Retype the records without any change, beginning with their first line and stopping after the line that contains "speech-m-rosetti: M. ROSETTI".

** Start Data section **

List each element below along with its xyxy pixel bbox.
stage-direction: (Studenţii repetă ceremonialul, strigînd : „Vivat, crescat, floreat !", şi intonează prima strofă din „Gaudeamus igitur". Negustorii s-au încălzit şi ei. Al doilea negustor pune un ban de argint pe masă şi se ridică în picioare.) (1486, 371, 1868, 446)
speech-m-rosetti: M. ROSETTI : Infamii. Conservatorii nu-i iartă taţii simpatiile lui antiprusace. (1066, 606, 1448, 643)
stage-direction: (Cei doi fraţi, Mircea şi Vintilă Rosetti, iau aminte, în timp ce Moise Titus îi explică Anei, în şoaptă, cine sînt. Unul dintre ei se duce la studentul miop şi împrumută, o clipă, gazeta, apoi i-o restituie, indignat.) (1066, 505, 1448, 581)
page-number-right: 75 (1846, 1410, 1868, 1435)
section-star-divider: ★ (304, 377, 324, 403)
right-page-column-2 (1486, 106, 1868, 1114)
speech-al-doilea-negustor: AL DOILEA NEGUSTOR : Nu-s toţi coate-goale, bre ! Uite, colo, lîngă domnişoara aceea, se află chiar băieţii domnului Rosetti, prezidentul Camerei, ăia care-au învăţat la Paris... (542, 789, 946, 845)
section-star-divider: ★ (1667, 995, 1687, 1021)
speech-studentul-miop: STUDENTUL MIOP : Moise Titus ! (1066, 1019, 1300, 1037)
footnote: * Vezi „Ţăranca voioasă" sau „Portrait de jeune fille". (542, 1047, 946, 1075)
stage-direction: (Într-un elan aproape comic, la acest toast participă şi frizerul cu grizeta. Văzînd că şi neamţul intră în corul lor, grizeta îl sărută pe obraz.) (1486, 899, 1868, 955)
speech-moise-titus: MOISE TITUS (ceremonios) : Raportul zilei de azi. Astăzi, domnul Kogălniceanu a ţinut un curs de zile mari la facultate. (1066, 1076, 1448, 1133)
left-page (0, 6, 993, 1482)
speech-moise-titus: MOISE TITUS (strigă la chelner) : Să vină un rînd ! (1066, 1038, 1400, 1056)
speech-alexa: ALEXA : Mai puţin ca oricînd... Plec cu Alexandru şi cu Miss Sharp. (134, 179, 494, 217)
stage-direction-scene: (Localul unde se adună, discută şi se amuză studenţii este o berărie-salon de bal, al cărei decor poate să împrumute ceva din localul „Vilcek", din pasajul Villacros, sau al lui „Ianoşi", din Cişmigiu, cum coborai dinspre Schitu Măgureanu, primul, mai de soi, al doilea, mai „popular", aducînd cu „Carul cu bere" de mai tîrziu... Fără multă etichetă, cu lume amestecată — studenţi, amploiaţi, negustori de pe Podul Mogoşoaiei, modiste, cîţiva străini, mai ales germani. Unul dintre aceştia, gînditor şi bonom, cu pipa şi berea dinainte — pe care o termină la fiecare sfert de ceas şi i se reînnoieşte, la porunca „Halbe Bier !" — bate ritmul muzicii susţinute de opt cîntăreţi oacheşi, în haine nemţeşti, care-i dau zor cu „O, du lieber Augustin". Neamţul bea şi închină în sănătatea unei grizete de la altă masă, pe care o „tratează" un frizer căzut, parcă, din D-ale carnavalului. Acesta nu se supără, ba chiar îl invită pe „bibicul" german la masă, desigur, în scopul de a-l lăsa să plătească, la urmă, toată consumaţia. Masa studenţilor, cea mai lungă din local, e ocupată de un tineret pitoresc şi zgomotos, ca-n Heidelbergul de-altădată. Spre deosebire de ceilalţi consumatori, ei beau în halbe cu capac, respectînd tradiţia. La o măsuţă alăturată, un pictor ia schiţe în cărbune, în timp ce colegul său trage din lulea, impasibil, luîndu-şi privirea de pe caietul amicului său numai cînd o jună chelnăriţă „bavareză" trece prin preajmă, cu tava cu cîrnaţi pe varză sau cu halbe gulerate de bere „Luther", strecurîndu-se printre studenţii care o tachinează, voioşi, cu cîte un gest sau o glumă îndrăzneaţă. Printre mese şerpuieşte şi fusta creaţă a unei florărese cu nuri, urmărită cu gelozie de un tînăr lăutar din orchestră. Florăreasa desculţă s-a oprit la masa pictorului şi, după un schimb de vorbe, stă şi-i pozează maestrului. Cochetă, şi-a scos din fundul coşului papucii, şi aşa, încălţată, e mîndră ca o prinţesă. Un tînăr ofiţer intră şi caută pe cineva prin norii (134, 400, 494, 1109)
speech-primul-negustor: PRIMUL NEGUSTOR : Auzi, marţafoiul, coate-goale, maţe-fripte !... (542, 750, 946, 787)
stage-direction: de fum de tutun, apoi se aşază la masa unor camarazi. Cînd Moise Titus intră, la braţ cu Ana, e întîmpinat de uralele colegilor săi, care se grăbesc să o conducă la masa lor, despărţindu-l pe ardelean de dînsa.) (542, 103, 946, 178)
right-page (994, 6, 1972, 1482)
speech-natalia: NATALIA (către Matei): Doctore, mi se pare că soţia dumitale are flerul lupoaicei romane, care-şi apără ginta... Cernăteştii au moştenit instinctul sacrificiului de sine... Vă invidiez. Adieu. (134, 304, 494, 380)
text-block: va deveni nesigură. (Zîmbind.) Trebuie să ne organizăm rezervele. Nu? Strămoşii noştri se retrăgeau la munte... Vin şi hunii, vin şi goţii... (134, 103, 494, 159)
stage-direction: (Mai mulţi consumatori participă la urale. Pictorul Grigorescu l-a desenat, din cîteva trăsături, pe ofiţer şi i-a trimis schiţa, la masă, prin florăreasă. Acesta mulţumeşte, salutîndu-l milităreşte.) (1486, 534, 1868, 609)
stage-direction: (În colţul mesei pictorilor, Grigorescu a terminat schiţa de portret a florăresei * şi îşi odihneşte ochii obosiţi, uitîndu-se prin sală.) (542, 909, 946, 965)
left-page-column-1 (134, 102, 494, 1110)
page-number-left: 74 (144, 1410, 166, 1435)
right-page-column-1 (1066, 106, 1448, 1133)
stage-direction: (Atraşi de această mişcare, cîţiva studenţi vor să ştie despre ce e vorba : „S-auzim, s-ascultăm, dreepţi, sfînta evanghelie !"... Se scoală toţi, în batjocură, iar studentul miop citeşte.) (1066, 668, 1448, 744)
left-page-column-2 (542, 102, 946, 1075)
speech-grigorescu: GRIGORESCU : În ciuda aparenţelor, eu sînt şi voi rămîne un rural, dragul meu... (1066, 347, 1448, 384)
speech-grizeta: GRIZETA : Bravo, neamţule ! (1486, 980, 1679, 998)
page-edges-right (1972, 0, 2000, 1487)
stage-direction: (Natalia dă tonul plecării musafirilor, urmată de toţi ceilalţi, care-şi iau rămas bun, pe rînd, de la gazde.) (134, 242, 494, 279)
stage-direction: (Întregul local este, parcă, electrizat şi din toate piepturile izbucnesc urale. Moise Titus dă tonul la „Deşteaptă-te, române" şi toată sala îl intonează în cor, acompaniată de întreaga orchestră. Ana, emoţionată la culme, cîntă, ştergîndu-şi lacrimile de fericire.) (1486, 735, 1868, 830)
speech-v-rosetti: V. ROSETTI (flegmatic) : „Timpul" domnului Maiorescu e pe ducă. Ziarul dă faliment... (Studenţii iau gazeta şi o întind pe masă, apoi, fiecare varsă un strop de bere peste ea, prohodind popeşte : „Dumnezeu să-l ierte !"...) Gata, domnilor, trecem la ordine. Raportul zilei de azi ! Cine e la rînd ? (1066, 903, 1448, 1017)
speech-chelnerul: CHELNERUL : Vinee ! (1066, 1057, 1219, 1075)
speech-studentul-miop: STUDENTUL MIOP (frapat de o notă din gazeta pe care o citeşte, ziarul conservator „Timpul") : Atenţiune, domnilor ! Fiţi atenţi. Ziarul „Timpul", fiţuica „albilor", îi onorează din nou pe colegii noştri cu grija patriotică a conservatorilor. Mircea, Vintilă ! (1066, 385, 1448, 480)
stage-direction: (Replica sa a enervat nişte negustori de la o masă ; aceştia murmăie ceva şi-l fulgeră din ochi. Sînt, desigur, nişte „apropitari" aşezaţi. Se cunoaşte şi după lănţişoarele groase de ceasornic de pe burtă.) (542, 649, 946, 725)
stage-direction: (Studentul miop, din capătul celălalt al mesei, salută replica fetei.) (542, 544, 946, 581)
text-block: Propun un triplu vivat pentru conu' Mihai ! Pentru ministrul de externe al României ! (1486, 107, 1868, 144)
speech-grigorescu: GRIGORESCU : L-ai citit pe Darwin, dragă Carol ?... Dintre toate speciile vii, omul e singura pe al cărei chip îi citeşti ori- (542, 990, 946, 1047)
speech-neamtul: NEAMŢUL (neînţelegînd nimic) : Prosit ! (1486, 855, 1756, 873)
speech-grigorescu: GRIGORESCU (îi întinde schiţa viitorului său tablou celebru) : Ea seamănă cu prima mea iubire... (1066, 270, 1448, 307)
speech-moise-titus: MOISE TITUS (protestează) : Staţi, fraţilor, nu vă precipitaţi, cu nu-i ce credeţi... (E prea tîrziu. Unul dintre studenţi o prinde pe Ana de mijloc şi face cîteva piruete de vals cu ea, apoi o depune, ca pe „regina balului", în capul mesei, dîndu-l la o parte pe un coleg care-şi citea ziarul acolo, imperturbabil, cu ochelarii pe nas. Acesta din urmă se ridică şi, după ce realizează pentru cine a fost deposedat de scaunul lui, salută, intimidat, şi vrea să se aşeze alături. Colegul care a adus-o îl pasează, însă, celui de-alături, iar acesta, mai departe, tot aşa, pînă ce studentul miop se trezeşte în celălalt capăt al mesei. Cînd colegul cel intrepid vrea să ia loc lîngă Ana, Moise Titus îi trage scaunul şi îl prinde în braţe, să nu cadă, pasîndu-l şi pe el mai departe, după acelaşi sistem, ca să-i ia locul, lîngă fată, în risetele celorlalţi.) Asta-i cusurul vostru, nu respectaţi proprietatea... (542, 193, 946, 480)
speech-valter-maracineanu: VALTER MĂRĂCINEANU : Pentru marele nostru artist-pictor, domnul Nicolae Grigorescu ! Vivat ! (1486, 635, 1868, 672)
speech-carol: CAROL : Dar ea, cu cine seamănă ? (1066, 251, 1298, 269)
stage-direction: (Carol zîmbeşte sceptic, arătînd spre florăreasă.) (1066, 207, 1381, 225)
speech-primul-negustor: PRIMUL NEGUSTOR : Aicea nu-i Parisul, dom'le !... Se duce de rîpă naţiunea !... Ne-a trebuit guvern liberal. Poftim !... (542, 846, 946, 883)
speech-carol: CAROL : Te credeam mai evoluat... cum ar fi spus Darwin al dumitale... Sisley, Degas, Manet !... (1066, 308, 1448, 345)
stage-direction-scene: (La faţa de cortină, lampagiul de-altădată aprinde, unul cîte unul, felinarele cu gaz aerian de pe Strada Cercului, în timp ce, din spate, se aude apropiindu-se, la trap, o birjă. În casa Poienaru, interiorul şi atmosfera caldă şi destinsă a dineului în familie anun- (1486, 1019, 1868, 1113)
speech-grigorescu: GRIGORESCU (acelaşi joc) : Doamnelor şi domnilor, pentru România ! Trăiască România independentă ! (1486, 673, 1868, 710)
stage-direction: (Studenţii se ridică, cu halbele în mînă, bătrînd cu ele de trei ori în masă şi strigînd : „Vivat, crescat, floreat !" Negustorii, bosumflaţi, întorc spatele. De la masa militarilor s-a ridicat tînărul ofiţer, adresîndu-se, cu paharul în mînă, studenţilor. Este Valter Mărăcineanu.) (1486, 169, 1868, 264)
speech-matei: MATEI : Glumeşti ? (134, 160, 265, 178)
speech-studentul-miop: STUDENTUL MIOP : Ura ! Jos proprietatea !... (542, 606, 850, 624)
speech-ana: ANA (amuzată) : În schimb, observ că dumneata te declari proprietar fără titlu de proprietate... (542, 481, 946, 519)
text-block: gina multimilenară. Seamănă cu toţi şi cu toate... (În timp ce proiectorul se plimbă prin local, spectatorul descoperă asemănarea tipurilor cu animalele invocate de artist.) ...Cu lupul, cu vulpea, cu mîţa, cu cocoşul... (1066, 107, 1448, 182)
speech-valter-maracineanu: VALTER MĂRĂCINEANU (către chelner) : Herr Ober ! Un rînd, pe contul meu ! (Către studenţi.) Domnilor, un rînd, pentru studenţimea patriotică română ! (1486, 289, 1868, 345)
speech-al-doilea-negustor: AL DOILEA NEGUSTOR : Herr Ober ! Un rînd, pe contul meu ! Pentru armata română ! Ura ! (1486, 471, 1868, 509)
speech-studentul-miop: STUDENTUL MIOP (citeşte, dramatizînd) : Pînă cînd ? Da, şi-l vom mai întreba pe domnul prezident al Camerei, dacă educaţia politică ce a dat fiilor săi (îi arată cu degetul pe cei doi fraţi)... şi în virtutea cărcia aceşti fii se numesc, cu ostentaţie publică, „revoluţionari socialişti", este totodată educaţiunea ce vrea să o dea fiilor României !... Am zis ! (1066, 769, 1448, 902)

** End Data section **

Solution to the problem —
List each element below along with its xyxy pixel bbox.
stage-direction: (Studenţii repetă ceremonialul, strigînd : „Vivat, crescat, floreat !", şi intonează prima strofă din „Gaudeamus igitur". Negustorii s-au încălzit şi ei. Al doilea negustor pune un ban de argint pe masă şi se ridică în picioare.) (1486, 371, 1868, 446)
speech-m-rosetti: M. ROSETTI : Infamii. Conservatorii nu-i iartă taţii simpatiile lui antiprusace. (1066, 606, 1448, 643)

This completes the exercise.